-------- Records shown --------

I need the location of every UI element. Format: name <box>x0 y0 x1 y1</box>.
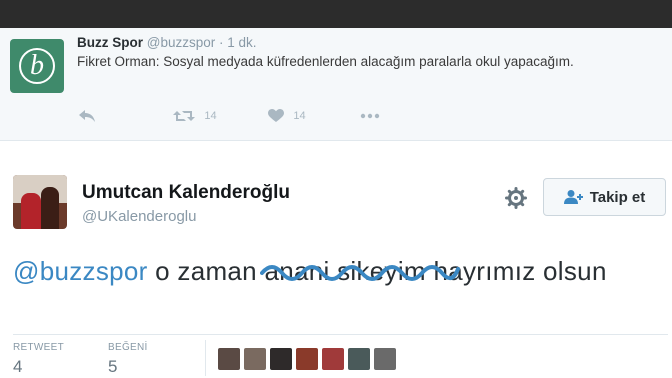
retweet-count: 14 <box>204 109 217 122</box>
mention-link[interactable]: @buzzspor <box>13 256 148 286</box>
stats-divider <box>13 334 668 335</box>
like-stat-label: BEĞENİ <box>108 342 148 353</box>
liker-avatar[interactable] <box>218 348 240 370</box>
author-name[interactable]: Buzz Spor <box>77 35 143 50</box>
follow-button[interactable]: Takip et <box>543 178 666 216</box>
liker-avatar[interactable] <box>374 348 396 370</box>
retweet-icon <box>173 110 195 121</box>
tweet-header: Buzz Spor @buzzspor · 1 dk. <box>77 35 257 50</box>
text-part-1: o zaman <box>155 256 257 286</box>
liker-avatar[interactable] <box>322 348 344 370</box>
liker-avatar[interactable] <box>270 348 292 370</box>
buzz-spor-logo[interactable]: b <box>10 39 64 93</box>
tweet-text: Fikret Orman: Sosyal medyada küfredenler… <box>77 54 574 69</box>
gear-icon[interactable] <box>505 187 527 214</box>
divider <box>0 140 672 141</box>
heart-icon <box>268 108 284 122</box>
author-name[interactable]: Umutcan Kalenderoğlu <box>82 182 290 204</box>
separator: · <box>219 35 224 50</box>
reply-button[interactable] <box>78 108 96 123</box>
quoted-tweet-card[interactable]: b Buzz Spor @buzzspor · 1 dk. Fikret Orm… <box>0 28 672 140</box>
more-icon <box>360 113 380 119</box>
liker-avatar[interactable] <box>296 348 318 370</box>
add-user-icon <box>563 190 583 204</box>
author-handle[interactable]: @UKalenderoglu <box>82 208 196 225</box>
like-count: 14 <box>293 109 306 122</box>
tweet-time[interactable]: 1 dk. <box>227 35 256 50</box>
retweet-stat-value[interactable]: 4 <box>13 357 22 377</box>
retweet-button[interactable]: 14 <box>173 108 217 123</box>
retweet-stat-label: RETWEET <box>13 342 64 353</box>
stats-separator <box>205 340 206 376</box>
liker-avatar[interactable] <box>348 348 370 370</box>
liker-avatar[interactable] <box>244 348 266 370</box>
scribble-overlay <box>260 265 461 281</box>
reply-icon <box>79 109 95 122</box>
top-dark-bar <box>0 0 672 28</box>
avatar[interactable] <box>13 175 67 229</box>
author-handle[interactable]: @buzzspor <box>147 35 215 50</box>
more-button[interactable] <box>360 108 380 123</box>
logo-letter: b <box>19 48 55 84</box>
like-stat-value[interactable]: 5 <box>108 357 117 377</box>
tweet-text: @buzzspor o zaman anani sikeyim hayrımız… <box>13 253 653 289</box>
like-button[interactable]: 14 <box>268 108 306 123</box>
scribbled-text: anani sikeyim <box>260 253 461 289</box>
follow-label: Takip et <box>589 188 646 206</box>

--------
-------- Records shown --------

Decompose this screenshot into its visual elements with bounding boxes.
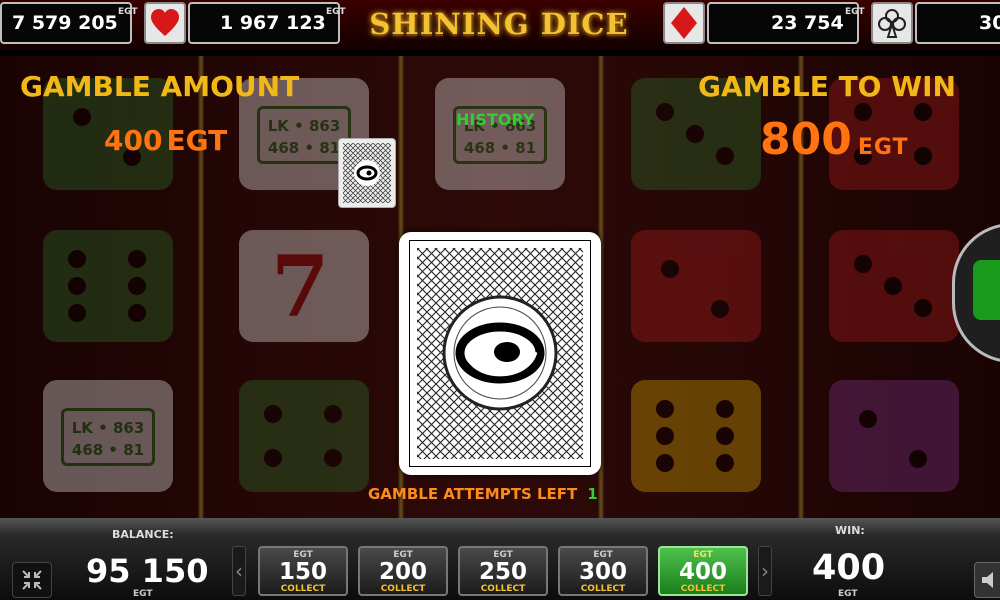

--------

- [Task to complete]: Copy the records word for word, beginning at the line that contains "I need the location" and stopping after the line that contains "liker-avatar[interactable] <box>244 348". Leave the picture out.

- [Answer]:
I need the location of every UI element. Format: name <box>x0 y0 x1 y1</box>.
retweet-count: 14 <box>204 109 217 122</box>
mention-link[interactable]: @buzzspor <box>13 256 148 286</box>
stats-divider <box>13 334 668 335</box>
like-stat-label: BEĞENİ <box>108 342 148 353</box>
liker-avatar[interactable] <box>218 348 240 370</box>
author-name[interactable]: Buzz Spor <box>77 35 143 50</box>
follow-button[interactable]: Takip et <box>543 178 666 216</box>
liker-avatar[interactable] <box>374 348 396 370</box>
retweet-icon <box>173 110 195 121</box>
tweet-header: Buzz Spor @buzzspor · 1 dk. <box>77 35 257 50</box>
text-part-1: o zaman <box>155 256 257 286</box>
liker-avatar[interactable] <box>322 348 344 370</box>
liker-avatar[interactable] <box>270 348 292 370</box>
buzz-spor-logo[interactable]: b <box>10 39 64 93</box>
tweet-text: Fikret Orman: Sosyal medyada küfredenler… <box>77 54 574 69</box>
gear-icon[interactable] <box>505 187 527 214</box>
divider <box>0 140 672 141</box>
heart-icon <box>268 108 284 122</box>
author-name[interactable]: Umutcan Kalenderoğlu <box>82 182 290 204</box>
separator: · <box>219 35 224 50</box>
reply-button[interactable] <box>78 108 96 123</box>
quoted-tweet-card[interactable]: b Buzz Spor @buzzspor · 1 dk. Fikret Orm… <box>0 28 672 140</box>
more-icon <box>360 113 380 119</box>
liker-avatar[interactable] <box>296 348 318 370</box>
add-user-icon <box>563 190 583 204</box>
author-handle[interactable]: @UKalenderoglu <box>82 208 196 225</box>
like-count: 14 <box>293 109 306 122</box>
tweet-time[interactable]: 1 dk. <box>227 35 256 50</box>
retweet-stat-value[interactable]: 4 <box>13 357 22 377</box>
retweet-button[interactable]: 14 <box>173 108 217 123</box>
retweet-stat-label: RETWEET <box>13 342 64 353</box>
stats-separator <box>205 340 206 376</box>
liker-avatar[interactable] <box>348 348 370 370</box>
liker-avatar[interactable] <box>244 348 266 370</box>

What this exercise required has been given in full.